TASK TO CARRY OUT »
Transcribe the whole listing below without changing a word, but leave out every image.

TASK INPUT »
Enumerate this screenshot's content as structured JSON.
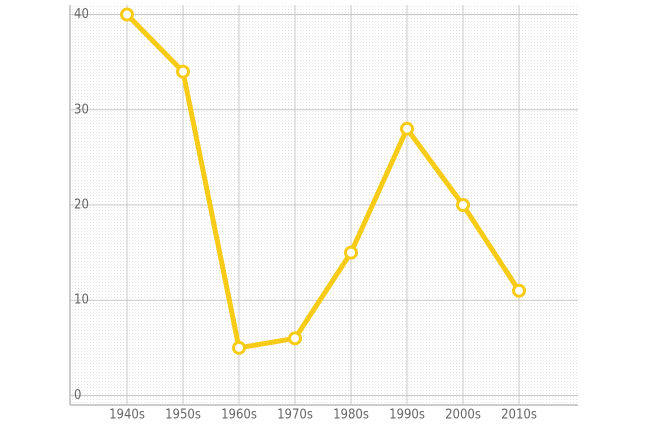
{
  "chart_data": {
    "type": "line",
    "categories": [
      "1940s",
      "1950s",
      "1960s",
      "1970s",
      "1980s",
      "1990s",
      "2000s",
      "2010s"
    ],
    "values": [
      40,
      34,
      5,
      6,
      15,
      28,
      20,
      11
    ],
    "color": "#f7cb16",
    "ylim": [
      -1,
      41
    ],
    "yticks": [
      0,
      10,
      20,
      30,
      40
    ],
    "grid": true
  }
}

SOLUTION »
Enumerate this screenshot's content as structured JSON.
{
  "chart_data": {
    "type": "line",
    "categories": [
      "1940s",
      "1950s",
      "1960s",
      "1970s",
      "1980s",
      "1990s",
      "2000s",
      "2010s"
    ],
    "values": [
      40,
      34,
      5,
      6,
      15,
      28,
      20,
      11
    ],
    "color": "#f7cb16",
    "ylim": [
      -1,
      41
    ],
    "yticks": [
      0,
      10,
      20,
      30,
      40
    ],
    "grid": true
  }
}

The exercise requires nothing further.